**Apply what you read**
A. Print the passage on the SWAC tournament from "All that stands" to "tournament semifinal game.", word for word.
B. Carry on the piece about the SWAC conference tournament, starting after its final sentence.

**Quoted passage**
All that stands in the way of the SWAC avoiding the doomsday scenario of having one of four ineligible schools win the conference tournament is for Arkansas-Pine Bluff to be the underachievers they’ve been all season.
I’m sure SWAC Commissioner Duer Sharp breathed a deep sigh of relief (even if he won’t admit it) after 22-loss Prairie View knocked off regular season conference champion Southern 64-46 in Wednesday’s SWAC tournament semifinal game.
Southern, the favorite to win the 10-team tournament, although the team was banned from postseason play by the NCAA on Feb. 27, is now eliminated.
So are Mississippi Valley State and Grambling State even though both teams were more than likely not going to win the tournament unless the NCAA and the SWAC ruled that eight teams were somehow academically ineligible and stuck with the verdict.

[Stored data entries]
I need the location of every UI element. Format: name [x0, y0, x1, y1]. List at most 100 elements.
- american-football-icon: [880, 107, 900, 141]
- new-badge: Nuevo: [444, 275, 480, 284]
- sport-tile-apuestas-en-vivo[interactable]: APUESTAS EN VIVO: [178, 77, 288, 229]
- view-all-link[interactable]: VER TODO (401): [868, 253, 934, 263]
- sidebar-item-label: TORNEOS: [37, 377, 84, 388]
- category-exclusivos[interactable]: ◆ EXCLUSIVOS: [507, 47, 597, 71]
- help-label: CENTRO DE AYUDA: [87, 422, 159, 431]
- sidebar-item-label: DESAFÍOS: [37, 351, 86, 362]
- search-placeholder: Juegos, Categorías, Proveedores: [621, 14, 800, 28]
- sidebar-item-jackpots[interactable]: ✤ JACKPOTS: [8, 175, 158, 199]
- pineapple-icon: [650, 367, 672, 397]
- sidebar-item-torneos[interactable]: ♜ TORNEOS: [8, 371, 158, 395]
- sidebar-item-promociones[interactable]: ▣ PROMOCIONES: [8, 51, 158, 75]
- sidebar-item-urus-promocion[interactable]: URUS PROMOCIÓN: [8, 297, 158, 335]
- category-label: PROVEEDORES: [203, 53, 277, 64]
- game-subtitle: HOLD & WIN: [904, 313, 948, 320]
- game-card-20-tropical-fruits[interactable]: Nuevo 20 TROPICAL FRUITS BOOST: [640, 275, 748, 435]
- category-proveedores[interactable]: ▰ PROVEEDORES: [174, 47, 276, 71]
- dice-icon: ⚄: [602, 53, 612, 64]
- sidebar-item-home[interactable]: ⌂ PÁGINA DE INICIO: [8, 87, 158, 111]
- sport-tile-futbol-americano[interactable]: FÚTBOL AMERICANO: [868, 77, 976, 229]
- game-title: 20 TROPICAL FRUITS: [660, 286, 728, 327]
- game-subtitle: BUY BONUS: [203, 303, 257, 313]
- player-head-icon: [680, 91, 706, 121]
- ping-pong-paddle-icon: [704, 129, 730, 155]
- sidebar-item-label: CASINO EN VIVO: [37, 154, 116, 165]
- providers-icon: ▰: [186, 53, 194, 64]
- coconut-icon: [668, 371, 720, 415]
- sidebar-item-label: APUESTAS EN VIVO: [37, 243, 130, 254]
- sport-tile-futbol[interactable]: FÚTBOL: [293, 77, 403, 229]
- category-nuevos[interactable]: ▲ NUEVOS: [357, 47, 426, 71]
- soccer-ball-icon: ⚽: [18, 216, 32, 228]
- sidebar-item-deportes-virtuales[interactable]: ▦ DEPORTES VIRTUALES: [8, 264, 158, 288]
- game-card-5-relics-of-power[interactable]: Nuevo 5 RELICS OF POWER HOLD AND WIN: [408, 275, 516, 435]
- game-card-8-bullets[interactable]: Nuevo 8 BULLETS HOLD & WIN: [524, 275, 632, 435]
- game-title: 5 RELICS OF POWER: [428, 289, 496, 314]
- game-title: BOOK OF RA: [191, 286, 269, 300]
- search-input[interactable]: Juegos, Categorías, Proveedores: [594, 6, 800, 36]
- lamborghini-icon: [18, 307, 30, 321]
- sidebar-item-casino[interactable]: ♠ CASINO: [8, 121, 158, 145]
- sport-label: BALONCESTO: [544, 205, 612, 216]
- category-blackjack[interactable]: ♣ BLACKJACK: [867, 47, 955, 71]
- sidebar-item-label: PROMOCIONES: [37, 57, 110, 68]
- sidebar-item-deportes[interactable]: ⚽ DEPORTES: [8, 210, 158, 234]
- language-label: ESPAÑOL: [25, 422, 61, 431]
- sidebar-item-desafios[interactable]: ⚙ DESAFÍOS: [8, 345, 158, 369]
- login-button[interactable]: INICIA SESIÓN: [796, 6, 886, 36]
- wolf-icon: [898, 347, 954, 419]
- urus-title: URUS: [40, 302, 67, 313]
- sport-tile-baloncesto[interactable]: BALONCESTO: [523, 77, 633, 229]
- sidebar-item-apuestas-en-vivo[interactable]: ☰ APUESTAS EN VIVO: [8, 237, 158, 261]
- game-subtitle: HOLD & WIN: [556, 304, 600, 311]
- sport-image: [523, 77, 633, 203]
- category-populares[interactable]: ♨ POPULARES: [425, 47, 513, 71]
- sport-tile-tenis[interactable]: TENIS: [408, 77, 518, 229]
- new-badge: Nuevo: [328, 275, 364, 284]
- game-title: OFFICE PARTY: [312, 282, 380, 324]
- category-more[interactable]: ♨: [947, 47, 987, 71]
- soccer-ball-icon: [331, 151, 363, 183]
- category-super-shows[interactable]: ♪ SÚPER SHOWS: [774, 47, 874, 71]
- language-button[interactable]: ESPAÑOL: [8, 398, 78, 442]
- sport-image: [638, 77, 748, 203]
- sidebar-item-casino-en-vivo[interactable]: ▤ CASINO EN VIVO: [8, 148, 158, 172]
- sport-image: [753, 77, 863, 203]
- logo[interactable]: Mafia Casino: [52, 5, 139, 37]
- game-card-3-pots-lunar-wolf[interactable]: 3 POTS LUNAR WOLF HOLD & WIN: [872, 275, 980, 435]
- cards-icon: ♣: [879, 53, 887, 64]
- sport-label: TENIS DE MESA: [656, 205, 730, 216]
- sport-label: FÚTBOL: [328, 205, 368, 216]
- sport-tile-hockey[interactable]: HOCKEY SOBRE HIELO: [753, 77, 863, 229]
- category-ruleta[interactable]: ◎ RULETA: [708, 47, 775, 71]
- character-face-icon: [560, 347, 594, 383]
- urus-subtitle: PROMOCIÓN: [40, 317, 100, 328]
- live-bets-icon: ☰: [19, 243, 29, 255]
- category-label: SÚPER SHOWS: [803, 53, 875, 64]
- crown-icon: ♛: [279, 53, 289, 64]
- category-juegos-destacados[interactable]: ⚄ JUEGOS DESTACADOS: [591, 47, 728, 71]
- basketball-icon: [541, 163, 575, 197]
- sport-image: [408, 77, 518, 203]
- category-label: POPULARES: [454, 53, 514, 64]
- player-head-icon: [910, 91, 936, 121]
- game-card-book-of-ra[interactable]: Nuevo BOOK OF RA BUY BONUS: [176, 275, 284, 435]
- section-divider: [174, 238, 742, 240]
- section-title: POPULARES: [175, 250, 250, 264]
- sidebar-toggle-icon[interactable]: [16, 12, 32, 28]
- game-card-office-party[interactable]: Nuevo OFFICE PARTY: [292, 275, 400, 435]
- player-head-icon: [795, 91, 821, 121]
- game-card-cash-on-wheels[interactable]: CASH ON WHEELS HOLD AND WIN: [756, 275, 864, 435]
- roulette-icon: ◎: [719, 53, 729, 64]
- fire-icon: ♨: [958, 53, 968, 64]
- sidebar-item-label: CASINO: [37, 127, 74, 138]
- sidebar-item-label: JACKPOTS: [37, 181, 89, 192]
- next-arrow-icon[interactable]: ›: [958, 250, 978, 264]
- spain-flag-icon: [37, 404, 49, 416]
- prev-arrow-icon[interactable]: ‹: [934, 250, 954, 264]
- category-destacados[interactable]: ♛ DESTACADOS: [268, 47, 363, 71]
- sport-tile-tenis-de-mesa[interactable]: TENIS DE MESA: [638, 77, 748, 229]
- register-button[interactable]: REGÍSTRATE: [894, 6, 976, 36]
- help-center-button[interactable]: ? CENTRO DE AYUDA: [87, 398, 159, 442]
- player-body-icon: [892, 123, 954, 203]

**Results for the exercise**
A.
All that stands in the way of the SWAC avoiding the doomsday scenario of having one of four ineligible schools win the conference tournament is for Arkansas-Pine Bluff to be the underachievers they’ve been all season.
I’m sure SWAC Commissioner Duer Sharp breathed a deep sigh of relief (even if he won’t admit it) after 22-loss Prairie View knocked off regular season conference champion Southern 64-46 in Wednesday’s SWAC tournament semifinal game.

B.
In the days leading up to the tournament, critics from far and wide solicited heavy-handed criticism toward the SWAC and its Council of Presidents and Chancellors for recklessly allowing Southern, Mississippi Valley State, Grambling State and Arkansas-Pine Bluff to play in its crown jewel spring event in the fourth largest city in America.
Sacrificing academic integrity for a financial boon was the outcry from columnists, social media types and message board trolls analyzing the decision from their weather-resistant high horses.
Those loud tones were sure hushed last night, and will be reduced to a murmur once Alabama A&M goes Golden Lion hunting later today.
Fear-mongering over the prospect of an ineligible school holding up the trophy and cutting down the nets Saturday while an eligible and trophyless school – either in the title game or prior – advances anyhow due to “bureaucracy,” according to one scribe.
It was almost as if some were hoping Sharp would have to explain to the national media and college basketball big foots why that scenario was allowed to happen in the first place to quench their unhealthy thirst for SWAC embarrassment with the hopes that the scrutiny would force the league to change its hustilin’ backward ways.
Never mind the fact that few outside the SWAC knows the league even exists or the APR circumstance individual schools found themselves in.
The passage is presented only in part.